§ Your instructions
Every entry needs to be reproduced exactly.

— START —

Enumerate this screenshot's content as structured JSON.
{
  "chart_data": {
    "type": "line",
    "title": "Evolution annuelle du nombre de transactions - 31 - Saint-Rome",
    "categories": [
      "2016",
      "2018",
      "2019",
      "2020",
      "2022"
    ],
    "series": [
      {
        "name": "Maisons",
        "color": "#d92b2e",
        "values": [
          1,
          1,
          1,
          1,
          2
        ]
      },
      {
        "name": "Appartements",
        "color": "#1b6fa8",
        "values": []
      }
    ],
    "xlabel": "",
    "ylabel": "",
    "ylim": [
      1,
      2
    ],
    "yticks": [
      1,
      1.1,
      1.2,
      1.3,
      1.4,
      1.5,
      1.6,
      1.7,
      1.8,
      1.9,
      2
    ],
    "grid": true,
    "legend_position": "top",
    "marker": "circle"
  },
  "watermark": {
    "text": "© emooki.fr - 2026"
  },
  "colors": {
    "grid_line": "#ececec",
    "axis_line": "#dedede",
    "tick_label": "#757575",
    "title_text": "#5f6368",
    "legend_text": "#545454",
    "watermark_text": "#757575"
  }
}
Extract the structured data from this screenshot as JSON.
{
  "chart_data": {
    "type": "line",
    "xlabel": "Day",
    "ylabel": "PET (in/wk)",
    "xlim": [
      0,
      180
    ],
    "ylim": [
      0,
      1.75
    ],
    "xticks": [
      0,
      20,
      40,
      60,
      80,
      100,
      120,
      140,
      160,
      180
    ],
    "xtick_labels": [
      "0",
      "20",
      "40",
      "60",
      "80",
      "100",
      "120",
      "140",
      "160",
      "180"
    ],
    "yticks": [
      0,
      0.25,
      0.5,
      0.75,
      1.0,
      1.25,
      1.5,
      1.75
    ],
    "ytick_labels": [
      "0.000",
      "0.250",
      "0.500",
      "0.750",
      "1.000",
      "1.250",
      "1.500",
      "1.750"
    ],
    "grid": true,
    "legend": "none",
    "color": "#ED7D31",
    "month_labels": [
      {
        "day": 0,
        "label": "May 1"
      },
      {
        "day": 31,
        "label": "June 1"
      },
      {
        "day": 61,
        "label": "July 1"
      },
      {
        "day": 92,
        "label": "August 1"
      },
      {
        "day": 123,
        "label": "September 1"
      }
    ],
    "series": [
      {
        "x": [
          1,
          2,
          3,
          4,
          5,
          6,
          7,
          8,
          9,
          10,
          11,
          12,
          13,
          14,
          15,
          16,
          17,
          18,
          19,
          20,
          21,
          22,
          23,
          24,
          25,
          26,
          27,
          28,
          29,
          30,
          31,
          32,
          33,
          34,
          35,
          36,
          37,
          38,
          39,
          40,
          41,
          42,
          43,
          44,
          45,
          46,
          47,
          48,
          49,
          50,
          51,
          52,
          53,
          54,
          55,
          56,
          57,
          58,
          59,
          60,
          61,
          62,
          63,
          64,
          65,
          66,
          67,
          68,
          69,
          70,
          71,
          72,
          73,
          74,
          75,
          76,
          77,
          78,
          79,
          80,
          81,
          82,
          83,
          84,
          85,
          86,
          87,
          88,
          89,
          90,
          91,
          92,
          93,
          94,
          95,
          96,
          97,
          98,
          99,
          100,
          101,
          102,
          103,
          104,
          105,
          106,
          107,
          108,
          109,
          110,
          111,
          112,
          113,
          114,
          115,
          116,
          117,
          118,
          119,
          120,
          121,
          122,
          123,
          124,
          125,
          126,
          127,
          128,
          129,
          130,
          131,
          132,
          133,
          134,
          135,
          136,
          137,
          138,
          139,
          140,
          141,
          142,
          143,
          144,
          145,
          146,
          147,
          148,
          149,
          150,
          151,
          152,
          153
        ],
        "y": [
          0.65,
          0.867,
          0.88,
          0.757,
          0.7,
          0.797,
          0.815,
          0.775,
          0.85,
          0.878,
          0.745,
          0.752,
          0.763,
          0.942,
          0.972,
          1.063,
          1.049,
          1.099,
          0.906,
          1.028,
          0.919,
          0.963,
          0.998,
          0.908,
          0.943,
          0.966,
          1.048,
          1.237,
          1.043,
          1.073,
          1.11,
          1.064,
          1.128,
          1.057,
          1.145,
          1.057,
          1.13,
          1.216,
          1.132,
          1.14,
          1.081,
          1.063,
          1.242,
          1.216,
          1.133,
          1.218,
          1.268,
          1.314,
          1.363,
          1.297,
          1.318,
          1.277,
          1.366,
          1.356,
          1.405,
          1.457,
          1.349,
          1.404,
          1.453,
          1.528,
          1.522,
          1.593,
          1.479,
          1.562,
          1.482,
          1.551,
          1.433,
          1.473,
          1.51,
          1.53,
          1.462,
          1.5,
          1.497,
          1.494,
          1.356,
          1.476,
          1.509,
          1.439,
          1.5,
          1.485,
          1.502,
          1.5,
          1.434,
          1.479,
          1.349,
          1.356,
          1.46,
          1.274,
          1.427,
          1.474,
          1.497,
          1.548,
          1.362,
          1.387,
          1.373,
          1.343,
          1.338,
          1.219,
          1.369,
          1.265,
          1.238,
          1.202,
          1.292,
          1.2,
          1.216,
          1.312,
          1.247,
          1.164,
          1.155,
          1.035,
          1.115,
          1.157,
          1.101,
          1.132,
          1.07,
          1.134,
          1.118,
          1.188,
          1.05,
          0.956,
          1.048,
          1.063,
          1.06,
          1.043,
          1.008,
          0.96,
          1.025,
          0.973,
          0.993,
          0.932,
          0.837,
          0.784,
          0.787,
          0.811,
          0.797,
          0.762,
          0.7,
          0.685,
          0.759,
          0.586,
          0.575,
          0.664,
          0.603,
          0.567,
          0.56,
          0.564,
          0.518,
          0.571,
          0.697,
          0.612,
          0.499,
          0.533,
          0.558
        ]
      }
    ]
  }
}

— END —

§ Output
Enumerate this screenshot's content as structured JSON.
{
  "chart_data": {
    "type": "line",
    "title": "Evolution annuelle du nombre de transactions - 31 - Saint-Rome",
    "categories": [
      "2016",
      "2018",
      "2019",
      "2020",
      "2022"
    ],
    "series": [
      {
        "name": "Maisons",
        "color": "#d92b2e",
        "values": [
          1,
          1,
          1,
          1,
          2
        ]
      },
      {
        "name": "Appartements",
        "color": "#1b6fa8",
        "values": []
      }
    ],
    "xlabel": "",
    "ylabel": "",
    "ylim": [
      1,
      2
    ],
    "yticks": [
      1,
      1.1,
      1.2,
      1.3,
      1.4,
      1.5,
      1.6,
      1.7,
      1.8,
      1.9,
      2
    ],
    "grid": true,
    "legend_position": "top",
    "marker": "circle"
  },
  "watermark": {
    "text": "© emooki.fr - 2026"
  },
  "colors": {
    "grid_line": "#ececec",
    "axis_line": "#dedede",
    "tick_label": "#757575",
    "title_text": "#5f6368",
    "legend_text": "#545454",
    "watermark_text": "#757575"
  }
}
Extract the structured data from this screenshot as JSON.
{
  "chart_data": {
    "type": "line",
    "xlabel": "Day",
    "ylabel": "PET (in/wk)",
    "xlim": [
      0,
      180
    ],
    "ylim": [
      0,
      1.75
    ],
    "xticks": [
      0,
      20,
      40,
      60,
      80,
      100,
      120,
      140,
      160,
      180
    ],
    "xtick_labels": [
      "0",
      "20",
      "40",
      "60",
      "80",
      "100",
      "120",
      "140",
      "160",
      "180"
    ],
    "yticks": [
      0,
      0.25,
      0.5,
      0.75,
      1.0,
      1.25,
      1.5,
      1.75
    ],
    "ytick_labels": [
      "0.000",
      "0.250",
      "0.500",
      "0.750",
      "1.000",
      "1.250",
      "1.500",
      "1.750"
    ],
    "grid": true,
    "legend": "none",
    "color": "#ED7D31",
    "month_labels": [
      {
        "day": 0,
        "label": "May 1"
      },
      {
        "day": 31,
        "label": "June 1"
      },
      {
        "day": 61,
        "label": "July 1"
      },
      {
        "day": 92,
        "label": "August 1"
      },
      {
        "day": 123,
        "label": "September 1"
      }
    ],
    "series": [
      {
        "x": [
          1,
          2,
          3,
          4,
          5,
          6,
          7,
          8,
          9,
          10,
          11,
          12,
          13,
          14,
          15,
          16,
          17,
          18,
          19,
          20,
          21,
          22,
          23,
          24,
          25,
          26,
          27,
          28,
          29,
          30,
          31,
          32,
          33,
          34,
          35,
          36,
          37,
          38,
          39,
          40,
          41,
          42,
          43,
          44,
          45,
          46,
          47,
          48,
          49,
          50,
          51,
          52,
          53,
          54,
          55,
          56,
          57,
          58,
          59,
          60,
          61,
          62,
          63,
          64,
          65,
          66,
          67,
          68,
          69,
          70,
          71,
          72,
          73,
          74,
          75,
          76,
          77,
          78,
          79,
          80,
          81,
          82,
          83,
          84,
          85,
          86,
          87,
          88,
          89,
          90,
          91,
          92,
          93,
          94,
          95,
          96,
          97,
          98,
          99,
          100,
          101,
          102,
          103,
          104,
          105,
          106,
          107,
          108,
          109,
          110,
          111,
          112,
          113,
          114,
          115,
          116,
          117,
          118,
          119,
          120,
          121,
          122,
          123,
          124,
          125,
          126,
          127,
          128,
          129,
          130,
          131,
          132,
          133,
          134,
          135,
          136,
          137,
          138,
          139,
          140,
          141,
          142,
          143,
          144,
          145,
          146,
          147,
          148,
          149,
          150,
          151,
          152,
          153
        ],
        "y": [
          0.65,
          0.867,
          0.88,
          0.757,
          0.7,
          0.797,
          0.815,
          0.775,
          0.85,
          0.878,
          0.745,
          0.752,
          0.763,
          0.942,
          0.972,
          1.063,
          1.049,
          1.099,
          0.906,
          1.028,
          0.919,
          0.963,
          0.998,
          0.908,
          0.943,
          0.966,
          1.048,
          1.237,
          1.043,
          1.073,
          1.11,
          1.064,
          1.128,
          1.057,
          1.145,
          1.057,
          1.13,
          1.216,
          1.132,
          1.14,
          1.081,
          1.063,
          1.242,
          1.216,
          1.133,
          1.218,
          1.268,
          1.314,
          1.363,
          1.297,
          1.318,
          1.277,
          1.366,
          1.356,
          1.405,
          1.457,
          1.349,
          1.404,
          1.453,
          1.528,
          1.522,
          1.593,
          1.479,
          1.562,
          1.482,
          1.551,
          1.433,
          1.473,
          1.51,
          1.53,
          1.462,
          1.5,
          1.497,
          1.494,
          1.356,
          1.476,
          1.509,
          1.439,
          1.5,
          1.485,
          1.502,
          1.5,
          1.434,
          1.479,
          1.349,
          1.356,
          1.46,
          1.274,
          1.427,
          1.474,
          1.497,
          1.548,
          1.362,
          1.387,
          1.373,
          1.343,
          1.338,
          1.219,
          1.369,
          1.265,
          1.238,
          1.202,
          1.292,
          1.2,
          1.216,
          1.312,
          1.247,
          1.164,
          1.155,
          1.035,
          1.115,
          1.157,
          1.101,
          1.132,
          1.07,
          1.134,
          1.118,
          1.188,
          1.05,
          0.956,
          1.048,
          1.063,
          1.06,
          1.043,
          1.008,
          0.96,
          1.025,
          0.973,
          0.993,
          0.932,
          0.837,
          0.784,
          0.787,
          0.811,
          0.797,
          0.762,
          0.7,
          0.685,
          0.759,
          0.586,
          0.575,
          0.664,
          0.603,
          0.567,
          0.56,
          0.564,
          0.518,
          0.571,
          0.697,
          0.612,
          0.499,
          0.533,
          0.558
        ]
      }
    ]
  }
}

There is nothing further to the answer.